··· Supplied records ···

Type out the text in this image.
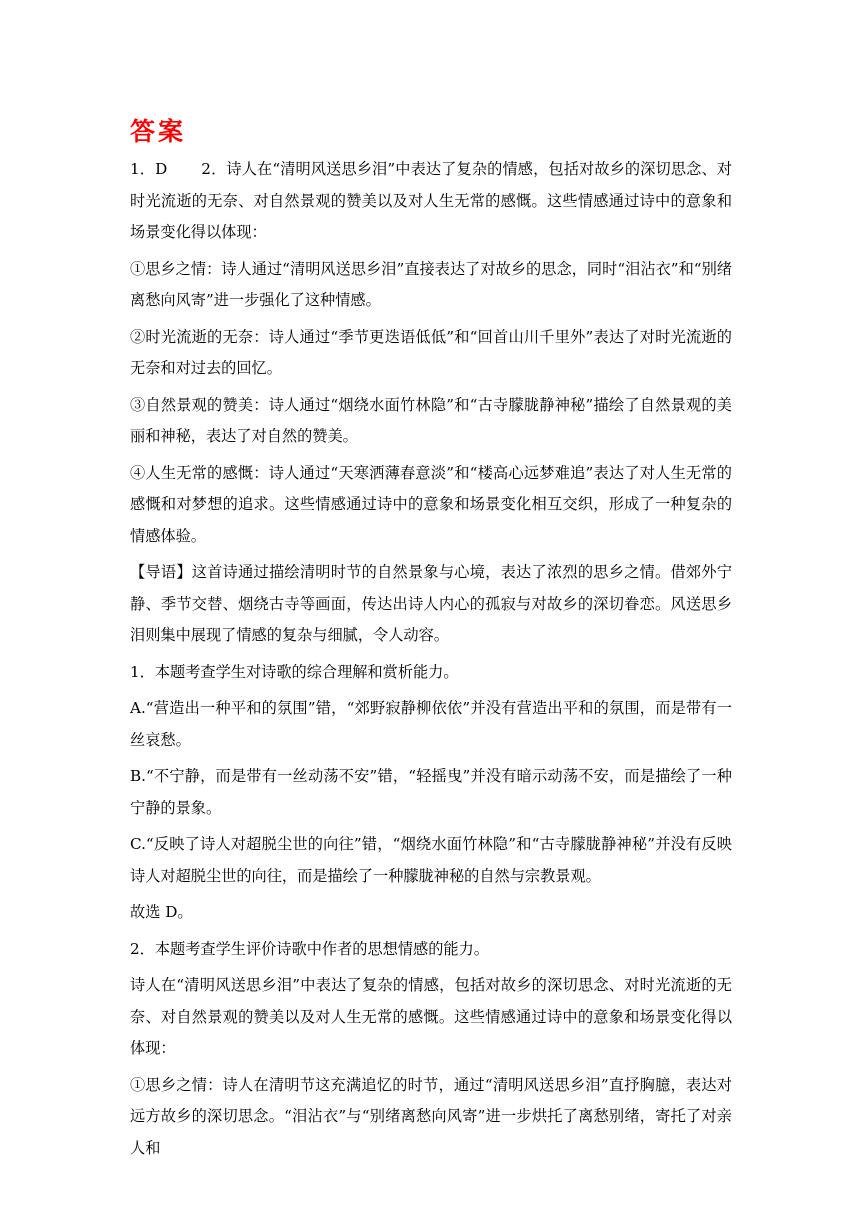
答案

1．D 2．诗人在“清明风送思乡泪”中表达了复杂的情感，包括对故乡的深切思念、对时光流逝的无奈、对自然景观的赞美以及对人生无常的感慨。这些情感通过诗中的意象和场景变化得以体现：

①思乡之情：诗人通过“清明风送思乡泪”直接表达了对故乡的思念，同时“泪沾衣”和“别绪离愁向风寄”进一步强化了这种情感。

②时光流逝的无奈：诗人通过“季节更迭语低低”和“回首山川千里外”表达了对时光流逝的无奈和对过去的回忆。

③自然景观的赞美：诗人通过“烟绕水面竹林隐”和“古寺朦胧静神秘”描绘了自然景观的美丽和神秘，表达了对自然的赞美。

④人生无常的感慨：诗人通过“天寒洒薄春意淡”和“楼高心远梦难追”表达了对人生无常的感慨和对梦想的追求。这些情感通过诗中的意象和场景变化相互交织，形成了一种复杂的情感体验。

【导语】这首诗通过描绘清明时节的自然景象与心境，表达了浓烈的思乡之情。借郊外宁静、季节交替、烟绕古寺等画面，传达出诗人内心的孤寂与对故乡的深切眷恋。风送思乡泪则集中展现了情感的复杂与细腻，令人动容。

1．本题考查学生对诗歌的综合理解和赏析能力。

A.“营造出一种平和的氛围”错，“郊野寂静柳依依”并没有营造出平和的氛围，而是带有一丝哀愁。

B.“不宁静，而是带有一丝动荡不安”错，“轻摇曳”并没有暗示动荡不安，而是描绘了一种宁静的景象。

C.“反映了诗人对超脱尘世的向往”错，“烟绕水面竹林隐”和“古寺朦胧静神秘”并没有反映诗人对超脱尘世的向往，而是描绘了一种朦胧神秘的自然与宗教景观。

故选 D。

2．本题考查学生评价诗歌中作者的思想情感的能力。

诗人在“清明风送思乡泪”中表达了复杂的情感，包括对故乡的深切思念、对时光流逝的无奈、对自然景观的赞美以及对人生无常的感慨。这些情感通过诗中的意象和场景变化得以体现：

①思乡之情：诗人在清明节这充满追忆的时节，通过“清明风送思乡泪”直抒胸臆，表达对远方故乡的深切思念。“泪沾衣”与“别绪离愁向风寄”进一步烘托了离愁别绪，寄托了对亲人和
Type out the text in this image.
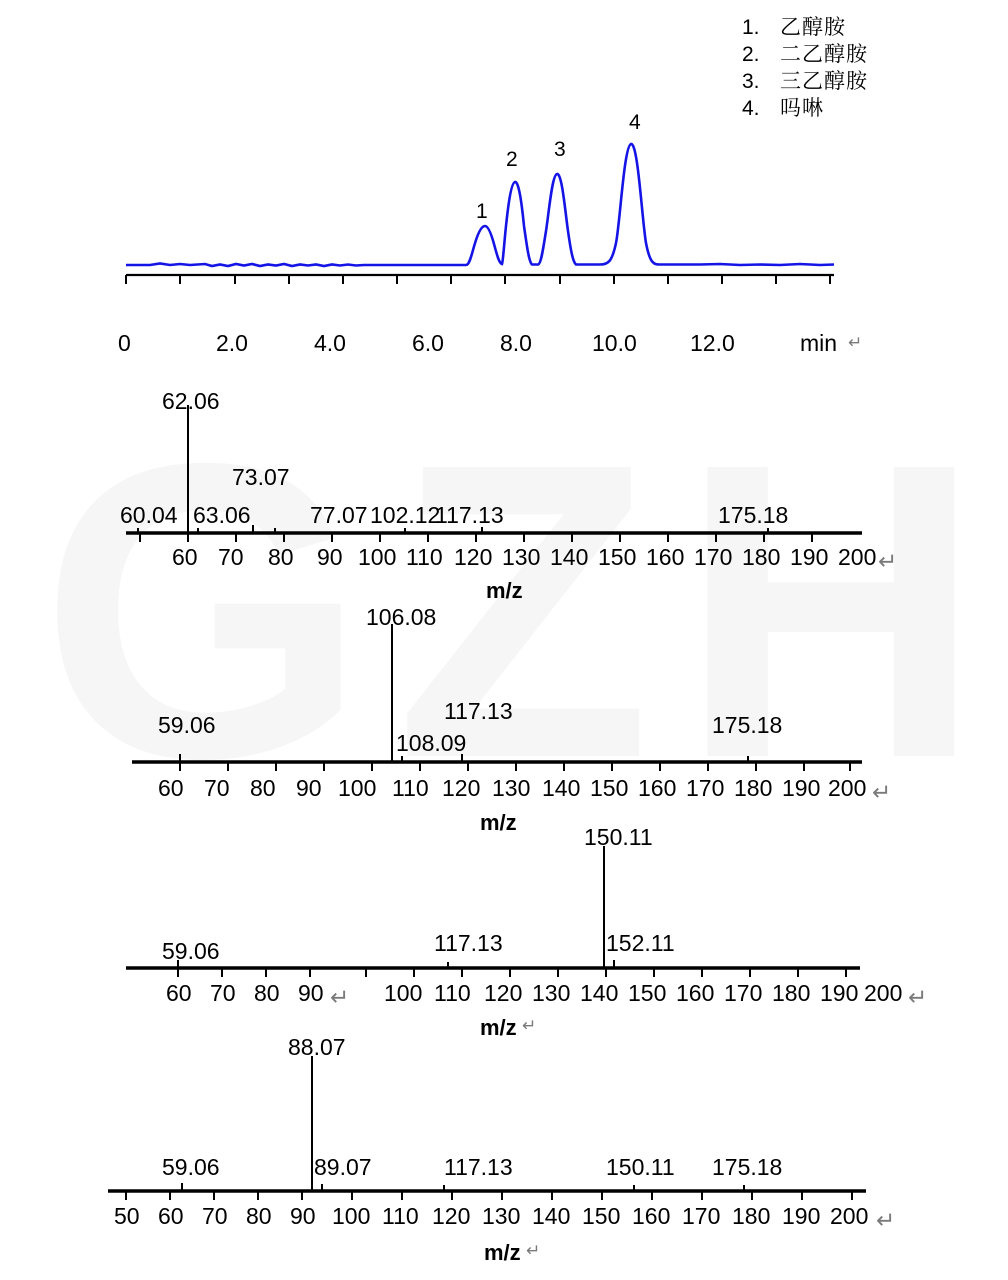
1. 乙醇胺
2. 二乙醇胺
3. 三乙醇胺
4. 吗啉
1
2 3
4
0	2.0	4.0	6.0 8.0	10.0 12.0	min ↵
60.04
62.06
63.06
73.07
77.07 102.12
117.13	175.18
60 70 80 90 100 110 120 130 140 150 160 170 180 190 200 ↵
m/z
59.06
106.08
108.09
117.13
175.18
60 70 80 90 100 110 120 130 140 150 160 170 180 190 200 ↵
m/z
59.06	117.13
150.11
152.11
60 70 80 90 ↵ 100 110 120 130 140 150 160 170 180 190 200 ↵
m/z ↵
59.06
88.07
89.07	117.13	150.11 175.18
50 60 70 80 90 100 110 120 130 140 150 160 170 180 190 200 ↵
m/z ↵
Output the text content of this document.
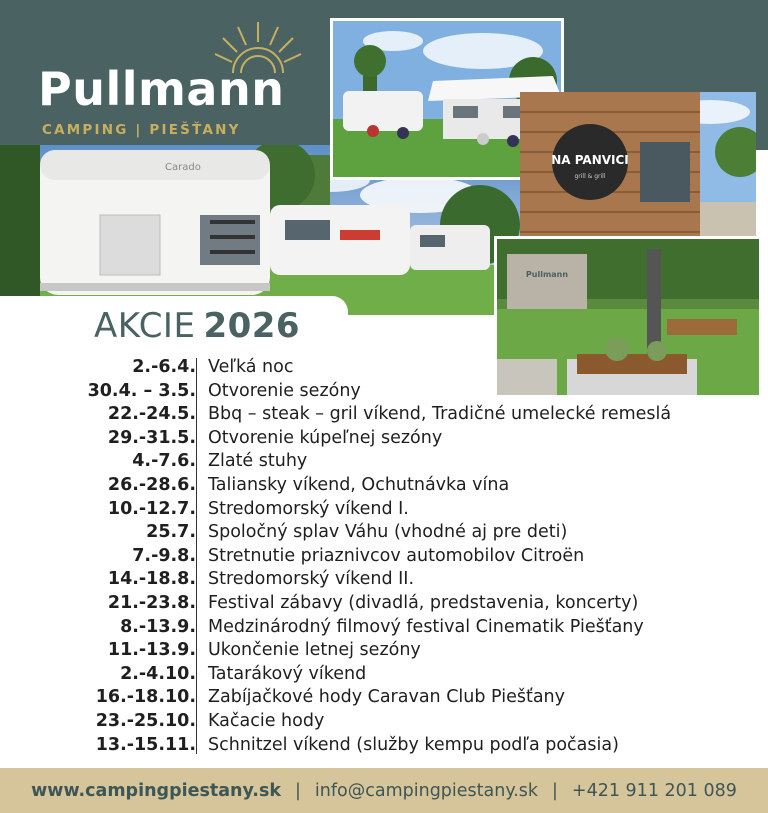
Carado
NA PANVICI
grill & grill
Pullmann
Pullmann
CAMPING | PIEŠŤANY
AKCIE 2026
2.-6.4. Veľká noc
30.4. – 3.5. Otvorenie sezóny
22.-24.5. Bbq – steak – gril víkend, Tradičné umelecké remeslá
29.-31.5. Otvorenie kúpeľnej sezóny
4.-7.6. Zlaté stuhy
26.-28.6. Taliansky víkend, Ochutnávka vína
10.-12.7. Stredomorský víkend I.
25.7. Spoločný splav Váhu (vhodné aj pre deti)
7.-9.8. Stretnutie priaznivcov automobilov Citroën
14.-18.8. Stredomorský víkend II.
21.-23.8. Festival zábavy (divadlá, predstavenia, koncerty)
8.-13.9. Medzinárodný filmový festival Cinematik Piešťany
11.-13.9. Ukončenie letnej sezóny
2.-4.10. Tatarákový víkend
16.-18.10. Zabíjačkové hody Caravan Club Piešťany
23.-25.10. Kačacie hody
13.-15.11. Schnitzel víkend (služby kempu podľa počasia)
www.campingpiestany.sk | info@campingpiestany.sk | +421 911 201 089
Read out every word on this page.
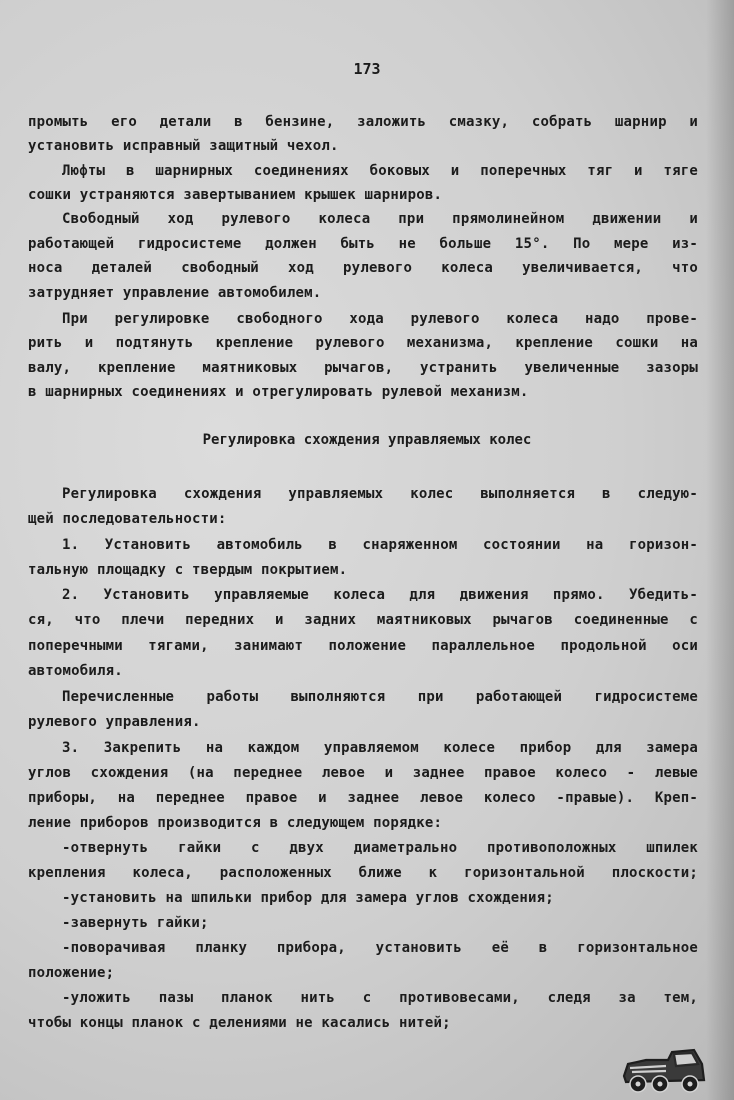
173

промыть его детали в бензине, заложить смазку, собрать шарнир и

установить исправный защитный чехол.

Люфты в шарнирных соединениях боковых и поперечных тяг и тяге

сошки устраняются завертыванием крышек шарниров.

Свободный ход рулевого колеса при прямолинейном движении и

работающей гидросистеме должен быть не больше 15°. По мере из-

носа деталей свободный ход рулевого колеса увеличивается, что

затрудняет управление автомобилем.

При регулировке свободного хода рулевого колеса надо прове-

рить и подтянуть крепление рулевого механизма, крепление сошки на

валу, крепление маятниковых рычагов, устранить увеличенные зазоры

в шарнирных соединениях и отрегулировать рулевой механизм.

Регулировка схождения управляемых колес

Регулировка схождения управляемых колес выполняется в следую-

щей последовательности:

1. Установить автомобиль в снаряженном состоянии на горизон-

тальную площадку с твердым покрытием.

2. Установить управляемые колеса для движения прямо. Убедить-

ся, что плечи передних и задних маятниковых рычагов соединенные с

поперечными тягами, занимают положение параллельное продольной оси

автомобиля.

Перечисленные работы выполняются при работающей гидросистеме

рулевого управления.

3. Закрепить на каждом управляемом колесе прибор для замера

углов схождения (на переднее левое и заднее правое колесо - левые

приборы, на переднее правое и заднее левое колесо -правые). Креп-

ление приборов производится в следующем порядке:

-отвернуть гайки с двух диаметрально противоположных шпилек

крепления колеса, расположенных ближе к горизонтальной плоскости;

-установить на шпильки прибор для замера углов схождения;

-завернуть гайки;

-поворачивая планку прибора, установить её в горизонтальное

положение;

-уложить пазы планок нить с противовесами, следя за тем,

чтобы концы планок с делениями не касались нитей;
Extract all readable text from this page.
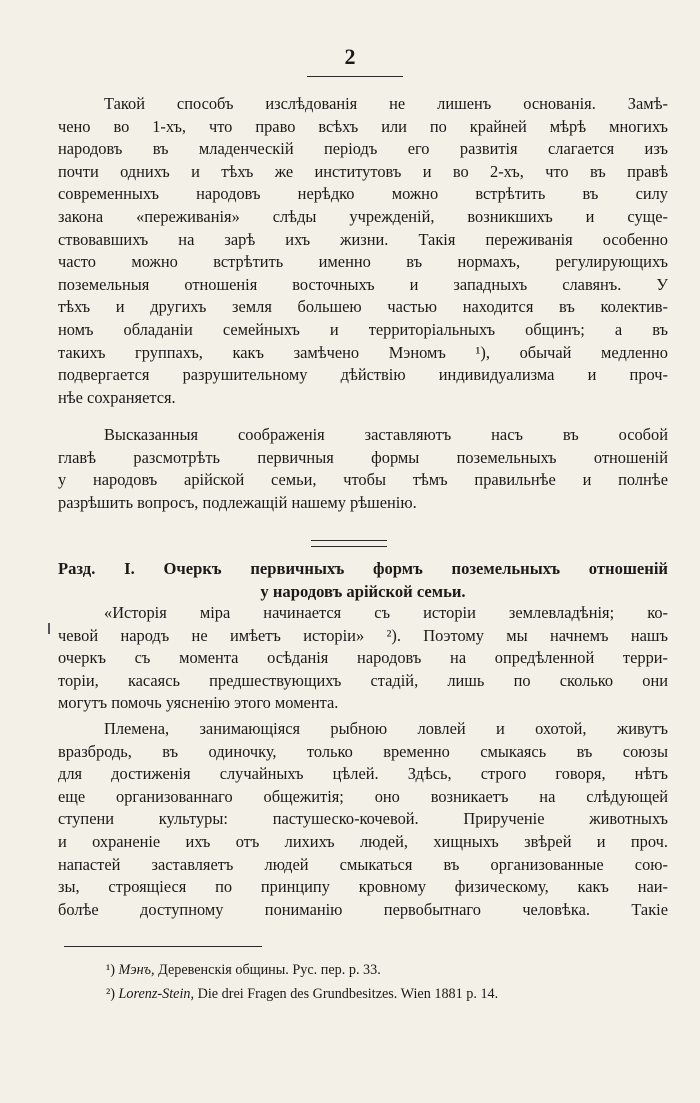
2
Такой способъ изслѣдованія не лишенъ основанія. Замѣ-
чено во 1-хъ, что право всѣхъ или по крайней мѣрѣ многихъ
народовъ въ младенческій періодъ его развитія слагается изъ
почти однихъ и тѣхъ же институтовъ и во 2-хъ, что въ правѣ
современныхъ народовъ нерѣдко можно встрѣтить въ силу
закона «переживанія» слѣды учрежденій, возникшихъ и суще-
ствовавшихъ на зарѣ ихъ жизни. Такія переживанія особенно
часто можно встрѣтить именно въ нормахъ, регулирующихъ
поземельныя отношенія восточныхъ и западныхъ славянъ. У
тѣхъ и другихъ земля большею частью находится въ колектив-
номъ обладаніи семейныхъ и территоріальныхъ общинъ; а въ
такихъ группахъ, какъ замѣчено Мэномъ ¹), обычай медленно
подвергается разрушительному дѣйствію индивидуализма и проч-
нѣе сохраняется.
Высказанныя соображенія заставляютъ насъ въ особой
главѣ разсмотрѣть первичныя формы поземельныхъ отношеній
у народовъ арійской семьи, чтобы тѣмъ правильнѣе и полнѣе
разрѣшить вопросъ, подлежащій нашему рѣшенію.
Разд. I. Очеркъ первичныхъ формъ поземельныхъ отношеній
у народовъ арійской семьи.
«Исторія міра начинается съ исторіи землевладѣнія; ко-
чевой народъ не имѣетъ исторіи» ²). Поэтому мы начнемъ нашъ
очеркъ съ момента осѣданія народовъ на опредѣленной терри-
торіи, касаясь предшествующихъ стадій, лишь по сколько они
могутъ помочь уясненію этого момента.
Племена, занимающіяся рыбною ловлей и охотой, живутъ
вразбродь, въ одиночку, только временно смыкаясь въ союзы
для достиженія случайныхъ цѣлей. Здѣсь, строго говоря, нѣтъ
еще организованнаго общежитія; оно возникаетъ на слѣдующей
ступени культуры: пастушеско-кочевой. Прирученіе животныхъ
и охраненіе ихъ отъ лихихъ людей, хищныхъ звѣрей и проч.
напастей заставляетъ людей смыкаться въ организованные сою-
зы, строящіеся по принципу кровному физическому, какъ наи-
болѣе доступному пониманію первобытнаго человѣка. Такіе
¹) Мэнъ, Деревенскія общины. Рус. пер. р. 33.
²) Lorenz-Stein, Die drei Fragen des Grundbesitzes. Wien 1881 p. 14.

···

Given instruction
Each line that contains the string "переживанія" counts once; report how many such lines the entries have, giving only the number.

Solution for this problem
2